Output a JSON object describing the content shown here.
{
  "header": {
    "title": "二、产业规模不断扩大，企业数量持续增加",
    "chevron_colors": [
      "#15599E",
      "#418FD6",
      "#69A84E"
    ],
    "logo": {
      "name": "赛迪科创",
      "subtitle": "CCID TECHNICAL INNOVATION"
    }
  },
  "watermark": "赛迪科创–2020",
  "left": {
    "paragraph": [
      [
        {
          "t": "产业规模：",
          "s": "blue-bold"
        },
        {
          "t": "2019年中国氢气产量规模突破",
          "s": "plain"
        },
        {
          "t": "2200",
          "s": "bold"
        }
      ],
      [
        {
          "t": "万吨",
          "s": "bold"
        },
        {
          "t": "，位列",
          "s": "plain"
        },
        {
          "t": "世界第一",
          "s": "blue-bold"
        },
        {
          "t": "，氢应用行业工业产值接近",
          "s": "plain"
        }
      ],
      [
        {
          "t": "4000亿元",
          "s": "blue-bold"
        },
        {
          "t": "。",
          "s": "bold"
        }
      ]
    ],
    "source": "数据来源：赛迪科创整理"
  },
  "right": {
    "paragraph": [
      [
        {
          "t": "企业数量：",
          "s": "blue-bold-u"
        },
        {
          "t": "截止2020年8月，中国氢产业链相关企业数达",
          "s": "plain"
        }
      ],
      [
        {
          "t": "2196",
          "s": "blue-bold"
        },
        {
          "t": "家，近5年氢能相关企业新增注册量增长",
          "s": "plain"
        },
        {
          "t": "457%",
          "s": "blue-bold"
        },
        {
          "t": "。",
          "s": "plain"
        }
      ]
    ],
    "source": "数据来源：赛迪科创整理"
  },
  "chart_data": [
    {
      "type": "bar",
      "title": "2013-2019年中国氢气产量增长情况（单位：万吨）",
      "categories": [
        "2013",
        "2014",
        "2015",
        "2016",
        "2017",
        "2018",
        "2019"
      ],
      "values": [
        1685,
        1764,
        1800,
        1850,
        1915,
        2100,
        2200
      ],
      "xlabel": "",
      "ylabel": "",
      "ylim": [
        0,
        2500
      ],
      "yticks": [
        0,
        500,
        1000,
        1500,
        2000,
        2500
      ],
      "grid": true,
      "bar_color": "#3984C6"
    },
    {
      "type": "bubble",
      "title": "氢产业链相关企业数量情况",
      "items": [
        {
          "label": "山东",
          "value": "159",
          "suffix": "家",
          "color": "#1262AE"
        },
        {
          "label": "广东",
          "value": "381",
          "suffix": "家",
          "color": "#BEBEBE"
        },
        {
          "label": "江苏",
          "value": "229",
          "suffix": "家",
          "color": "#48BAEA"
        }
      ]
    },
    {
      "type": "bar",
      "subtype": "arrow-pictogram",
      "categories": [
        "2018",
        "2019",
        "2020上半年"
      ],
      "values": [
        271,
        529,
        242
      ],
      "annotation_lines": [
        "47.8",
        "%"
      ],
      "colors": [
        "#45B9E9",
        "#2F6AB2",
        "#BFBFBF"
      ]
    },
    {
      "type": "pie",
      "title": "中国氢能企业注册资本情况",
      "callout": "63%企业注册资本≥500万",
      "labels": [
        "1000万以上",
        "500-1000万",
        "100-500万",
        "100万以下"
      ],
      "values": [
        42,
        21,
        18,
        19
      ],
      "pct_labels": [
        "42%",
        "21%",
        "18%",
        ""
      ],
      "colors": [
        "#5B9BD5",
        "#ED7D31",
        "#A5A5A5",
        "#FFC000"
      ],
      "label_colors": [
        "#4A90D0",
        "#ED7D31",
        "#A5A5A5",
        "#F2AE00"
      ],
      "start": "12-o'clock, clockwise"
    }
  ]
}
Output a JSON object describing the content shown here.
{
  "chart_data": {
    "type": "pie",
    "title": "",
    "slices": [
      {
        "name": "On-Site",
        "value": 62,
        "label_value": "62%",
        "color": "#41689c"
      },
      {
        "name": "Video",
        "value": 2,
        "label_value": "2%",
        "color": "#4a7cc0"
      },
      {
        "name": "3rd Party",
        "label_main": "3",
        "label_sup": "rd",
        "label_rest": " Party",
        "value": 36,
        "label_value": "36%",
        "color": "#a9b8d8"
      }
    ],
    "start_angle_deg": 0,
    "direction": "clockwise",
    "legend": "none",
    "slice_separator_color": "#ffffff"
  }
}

● **Problem statement**
Print the listing above in full, exactly as it is.

● **Result**
Output a JSON object describing the content shown here.
{
  "header": {
    "title": "二、产业规模不断扩大，企业数量持续增加",
    "chevron_colors": [
      "#15599E",
      "#418FD6",
      "#69A84E"
    ],
    "logo": {
      "name": "赛迪科创",
      "subtitle": "CCID TECHNICAL INNOVATION"
    }
  },
  "watermark": "赛迪科创–2020",
  "left": {
    "paragraph": [
      [
        {
          "t": "产业规模：",
          "s": "blue-bold"
        },
        {
          "t": "2019年中国氢气产量规模突破",
          "s": "plain"
        },
        {
          "t": "2200",
          "s": "bold"
        }
      ],
      [
        {
          "t": "万吨",
          "s": "bold"
        },
        {
          "t": "，位列",
          "s": "plain"
        },
        {
          "t": "世界第一",
          "s": "blue-bold"
        },
        {
          "t": "，氢应用行业工业产值接近",
          "s": "plain"
        }
      ],
      [
        {
          "t": "4000亿元",
          "s": "blue-bold"
        },
        {
          "t": "。",
          "s": "bold"
        }
      ]
    ],
    "source": "数据来源：赛迪科创整理"
  },
  "right": {
    "paragraph": [
      [
        {
          "t": "企业数量：",
          "s": "blue-bold-u"
        },
        {
          "t": "截止2020年8月，中国氢产业链相关企业数达",
          "s": "plain"
        }
      ],
      [
        {
          "t": "2196",
          "s": "blue-bold"
        },
        {
          "t": "家，近5年氢能相关企业新增注册量增长",
          "s": "plain"
        },
        {
          "t": "457%",
          "s": "blue-bold"
        },
        {
          "t": "。",
          "s": "plain"
        }
      ]
    ],
    "source": "数据来源：赛迪科创整理"
  },
  "chart_data": [
    {
      "type": "bar",
      "title": "2013-2019年中国氢气产量增长情况（单位：万吨）",
      "categories": [
        "2013",
        "2014",
        "2015",
        "2016",
        "2017",
        "2018",
        "2019"
      ],
      "values": [
        1685,
        1764,
        1800,
        1850,
        1915,
        2100,
        2200
      ],
      "xlabel": "",
      "ylabel": "",
      "ylim": [
        0,
        2500
      ],
      "yticks": [
        0,
        500,
        1000,
        1500,
        2000,
        2500
      ],
      "grid": true,
      "bar_color": "#3984C6"
    },
    {
      "type": "bubble",
      "title": "氢产业链相关企业数量情况",
      "items": [
        {
          "label": "山东",
          "value": "159",
          "suffix": "家",
          "color": "#1262AE"
        },
        {
          "label": "广东",
          "value": "381",
          "suffix": "家",
          "color": "#BEBEBE"
        },
        {
          "label": "江苏",
          "value": "229",
          "suffix": "家",
          "color": "#48BAEA"
        }
      ]
    },
    {
      "type": "bar",
      "subtype": "arrow-pictogram",
      "categories": [
        "2018",
        "2019",
        "2020上半年"
      ],
      "values": [
        271,
        529,
        242
      ],
      "annotation_lines": [
        "47.8",
        "%"
      ],
      "colors": [
        "#45B9E9",
        "#2F6AB2",
        "#BFBFBF"
      ]
    },
    {
      "type": "pie",
      "title": "中国氢能企业注册资本情况",
      "callout": "63%企业注册资本≥500万",
      "labels": [
        "1000万以上",
        "500-1000万",
        "100-500万",
        "100万以下"
      ],
      "values": [
        42,
        21,
        18,
        19
      ],
      "pct_labels": [
        "42%",
        "21%",
        "18%",
        ""
      ],
      "colors": [
        "#5B9BD5",
        "#ED7D31",
        "#A5A5A5",
        "#FFC000"
      ],
      "label_colors": [
        "#4A90D0",
        "#ED7D31",
        "#A5A5A5",
        "#F2AE00"
      ],
      "start": "12-o'clock, clockwise"
    }
  ]
}
Output a JSON object describing the content shown here.
{
  "chart_data": {
    "type": "pie",
    "title": "",
    "slices": [
      {
        "name": "On-Site",
        "value": 62,
        "label_value": "62%",
        "color": "#41689c"
      },
      {
        "name": "Video",
        "value": 2,
        "label_value": "2%",
        "color": "#4a7cc0"
      },
      {
        "name": "3rd Party",
        "label_main": "3",
        "label_sup": "rd",
        "label_rest": " Party",
        "value": 36,
        "label_value": "36%",
        "color": "#a9b8d8"
      }
    ],
    "start_angle_deg": 0,
    "direction": "clockwise",
    "legend": "none",
    "slice_separator_color": "#ffffff"
  }
}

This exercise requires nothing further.